▸ GIVEN TASK
Output every record word for word.
+ + +
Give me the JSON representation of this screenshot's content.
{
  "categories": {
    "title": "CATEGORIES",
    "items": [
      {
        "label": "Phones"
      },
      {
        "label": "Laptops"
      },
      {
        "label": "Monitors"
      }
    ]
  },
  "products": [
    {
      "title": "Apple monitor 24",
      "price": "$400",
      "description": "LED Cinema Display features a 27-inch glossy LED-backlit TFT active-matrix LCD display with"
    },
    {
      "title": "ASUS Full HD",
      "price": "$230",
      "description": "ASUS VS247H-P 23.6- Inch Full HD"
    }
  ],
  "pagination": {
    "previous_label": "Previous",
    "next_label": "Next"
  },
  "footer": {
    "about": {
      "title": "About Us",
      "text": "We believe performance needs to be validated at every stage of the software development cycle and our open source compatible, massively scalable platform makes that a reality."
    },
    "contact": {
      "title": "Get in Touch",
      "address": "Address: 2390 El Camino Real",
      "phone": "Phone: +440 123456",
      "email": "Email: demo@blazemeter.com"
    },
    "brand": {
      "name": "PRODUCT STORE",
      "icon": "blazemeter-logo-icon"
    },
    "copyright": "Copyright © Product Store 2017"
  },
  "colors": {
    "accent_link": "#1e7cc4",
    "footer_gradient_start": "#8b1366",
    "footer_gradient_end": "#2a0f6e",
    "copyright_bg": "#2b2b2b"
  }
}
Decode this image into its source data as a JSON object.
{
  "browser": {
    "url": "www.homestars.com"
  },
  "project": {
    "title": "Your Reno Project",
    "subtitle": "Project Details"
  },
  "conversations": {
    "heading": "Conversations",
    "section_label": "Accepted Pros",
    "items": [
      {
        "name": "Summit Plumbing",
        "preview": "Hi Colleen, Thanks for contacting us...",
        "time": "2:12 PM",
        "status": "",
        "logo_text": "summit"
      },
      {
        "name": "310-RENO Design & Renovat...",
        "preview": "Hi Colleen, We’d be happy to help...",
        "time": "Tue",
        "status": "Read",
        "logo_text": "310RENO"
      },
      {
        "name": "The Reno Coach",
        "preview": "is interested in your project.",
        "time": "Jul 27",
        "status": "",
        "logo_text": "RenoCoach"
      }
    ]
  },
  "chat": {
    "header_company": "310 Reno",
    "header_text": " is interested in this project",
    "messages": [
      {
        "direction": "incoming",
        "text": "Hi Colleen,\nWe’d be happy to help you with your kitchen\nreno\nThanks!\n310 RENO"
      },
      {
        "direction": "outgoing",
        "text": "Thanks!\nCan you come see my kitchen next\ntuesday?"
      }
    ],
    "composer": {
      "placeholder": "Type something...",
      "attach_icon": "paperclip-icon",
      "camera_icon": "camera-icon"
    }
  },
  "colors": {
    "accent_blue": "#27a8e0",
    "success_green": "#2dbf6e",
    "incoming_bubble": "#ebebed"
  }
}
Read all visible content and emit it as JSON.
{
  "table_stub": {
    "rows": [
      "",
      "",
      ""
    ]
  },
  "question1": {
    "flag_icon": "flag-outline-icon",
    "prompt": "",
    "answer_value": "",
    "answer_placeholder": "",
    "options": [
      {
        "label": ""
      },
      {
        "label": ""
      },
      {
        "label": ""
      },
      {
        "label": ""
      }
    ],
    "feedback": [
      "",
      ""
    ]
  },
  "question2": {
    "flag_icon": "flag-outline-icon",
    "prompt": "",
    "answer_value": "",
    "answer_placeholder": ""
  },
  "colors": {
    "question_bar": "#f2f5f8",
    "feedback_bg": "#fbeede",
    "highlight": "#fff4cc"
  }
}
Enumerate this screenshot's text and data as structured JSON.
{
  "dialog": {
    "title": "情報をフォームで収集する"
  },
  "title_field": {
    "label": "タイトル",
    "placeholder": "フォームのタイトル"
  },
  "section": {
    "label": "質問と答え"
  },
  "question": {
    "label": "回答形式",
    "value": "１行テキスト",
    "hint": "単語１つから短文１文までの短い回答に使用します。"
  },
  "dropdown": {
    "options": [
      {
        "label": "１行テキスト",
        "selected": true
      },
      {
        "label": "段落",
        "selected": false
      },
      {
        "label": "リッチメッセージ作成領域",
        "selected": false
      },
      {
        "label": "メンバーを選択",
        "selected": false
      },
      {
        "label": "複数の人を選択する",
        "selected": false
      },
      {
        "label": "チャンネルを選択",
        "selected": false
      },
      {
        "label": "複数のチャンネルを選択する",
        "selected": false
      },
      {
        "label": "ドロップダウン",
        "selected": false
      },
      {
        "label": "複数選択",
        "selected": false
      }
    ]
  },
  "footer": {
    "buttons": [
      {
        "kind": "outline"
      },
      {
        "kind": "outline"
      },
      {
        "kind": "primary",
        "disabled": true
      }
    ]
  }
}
+ + +
▸ WRITTEN SOLUTION
Give me the JSON representation of this screenshot's content.
{
  "categories": {
    "title": "CATEGORIES",
    "items": [
      {
        "label": "Phones"
      },
      {
        "label": "Laptops"
      },
      {
        "label": "Monitors"
      }
    ]
  },
  "products": [
    {
      "title": "Apple monitor 24",
      "price": "$400",
      "description": "LED Cinema Display features a 27-inch glossy LED-backlit TFT active-matrix LCD display with"
    },
    {
      "title": "ASUS Full HD",
      "price": "$230",
      "description": "ASUS VS247H-P 23.6- Inch Full HD"
    }
  ],
  "pagination": {
    "previous_label": "Previous",
    "next_label": "Next"
  },
  "footer": {
    "about": {
      "title": "About Us",
      "text": "We believe performance needs to be validated at every stage of the software development cycle and our open source compatible, massively scalable platform makes that a reality."
    },
    "contact": {
      "title": "Get in Touch",
      "address": "Address: 2390 El Camino Real",
      "phone": "Phone: +440 123456",
      "email": "Email: demo@blazemeter.com"
    },
    "brand": {
      "name": "PRODUCT STORE",
      "icon": "blazemeter-logo-icon"
    },
    "copyright": "Copyright © Product Store 2017"
  },
  "colors": {
    "accent_link": "#1e7cc4",
    "footer_gradient_start": "#8b1366",
    "footer_gradient_end": "#2a0f6e",
    "copyright_bg": "#2b2b2b"
  }
}
Decode this image into its source data as a JSON object.
{
  "browser": {
    "url": "www.homestars.com"
  },
  "project": {
    "title": "Your Reno Project",
    "subtitle": "Project Details"
  },
  "conversations": {
    "heading": "Conversations",
    "section_label": "Accepted Pros",
    "items": [
      {
        "name": "Summit Plumbing",
        "preview": "Hi Colleen, Thanks for contacting us...",
        "time": "2:12 PM",
        "status": "",
        "logo_text": "summit"
      },
      {
        "name": "310-RENO Design & Renovat...",
        "preview": "Hi Colleen, We’d be happy to help...",
        "time": "Tue",
        "status": "Read",
        "logo_text": "310RENO"
      },
      {
        "name": "The Reno Coach",
        "preview": "is interested in your project.",
        "time": "Jul 27",
        "status": "",
        "logo_text": "RenoCoach"
      }
    ]
  },
  "chat": {
    "header_company": "310 Reno",
    "header_text": " is interested in this project",
    "messages": [
      {
        "direction": "incoming",
        "text": "Hi Colleen,\nWe’d be happy to help you with your kitchen\nreno\nThanks!\n310 RENO"
      },
      {
        "direction": "outgoing",
        "text": "Thanks!\nCan you come see my kitchen next\ntuesday?"
      }
    ],
    "composer": {
      "placeholder": "Type something...",
      "attach_icon": "paperclip-icon",
      "camera_icon": "camera-icon"
    }
  },
  "colors": {
    "accent_blue": "#27a8e0",
    "success_green": "#2dbf6e",
    "incoming_bubble": "#ebebed"
  }
}
Read all visible content and emit it as JSON.
{
  "table_stub": {
    "rows": [
      "",
      "",
      ""
    ]
  },
  "question1": {
    "flag_icon": "flag-outline-icon",
    "prompt": "",
    "answer_value": "",
    "answer_placeholder": "",
    "options": [
      {
        "label": ""
      },
      {
        "label": ""
      },
      {
        "label": ""
      },
      {
        "label": ""
      }
    ],
    "feedback": [
      "",
      ""
    ]
  },
  "question2": {
    "flag_icon": "flag-outline-icon",
    "prompt": "",
    "answer_value": "",
    "answer_placeholder": ""
  },
  "colors": {
    "question_bar": "#f2f5f8",
    "feedback_bg": "#fbeede",
    "highlight": "#fff4cc"
  }
}
Enumerate this screenshot's text and data as structured JSON.
{
  "dialog": {
    "title": "情報をフォームで収集する"
  },
  "title_field": {
    "label": "タイトル",
    "placeholder": "フォームのタイトル"
  },
  "section": {
    "label": "質問と答え"
  },
  "question": {
    "label": "回答形式",
    "value": "１行テキスト",
    "hint": "単語１つから短文１文までの短い回答に使用します。"
  },
  "dropdown": {
    "options": [
      {
        "label": "１行テキスト",
        "selected": true
      },
      {
        "label": "段落",
        "selected": false
      },
      {
        "label": "リッチメッセージ作成領域",
        "selected": false
      },
      {
        "label": "メンバーを選択",
        "selected": false
      },
      {
        "label": "複数の人を選択する",
        "selected": false
      },
      {
        "label": "チャンネルを選択",
        "selected": false
      },
      {
        "label": "複数のチャンネルを選択する",
        "selected": false
      },
      {
        "label": "ドロップダウン",
        "selected": false
      },
      {
        "label": "複数選択",
        "selected": false
      }
    ]
  },
  "footer": {
    "buttons": [
      {
        "kind": "outline"
      },
      {
        "kind": "outline"
      },
      {
        "kind": "primary",
        "disabled": true
      }
    ]
  }
}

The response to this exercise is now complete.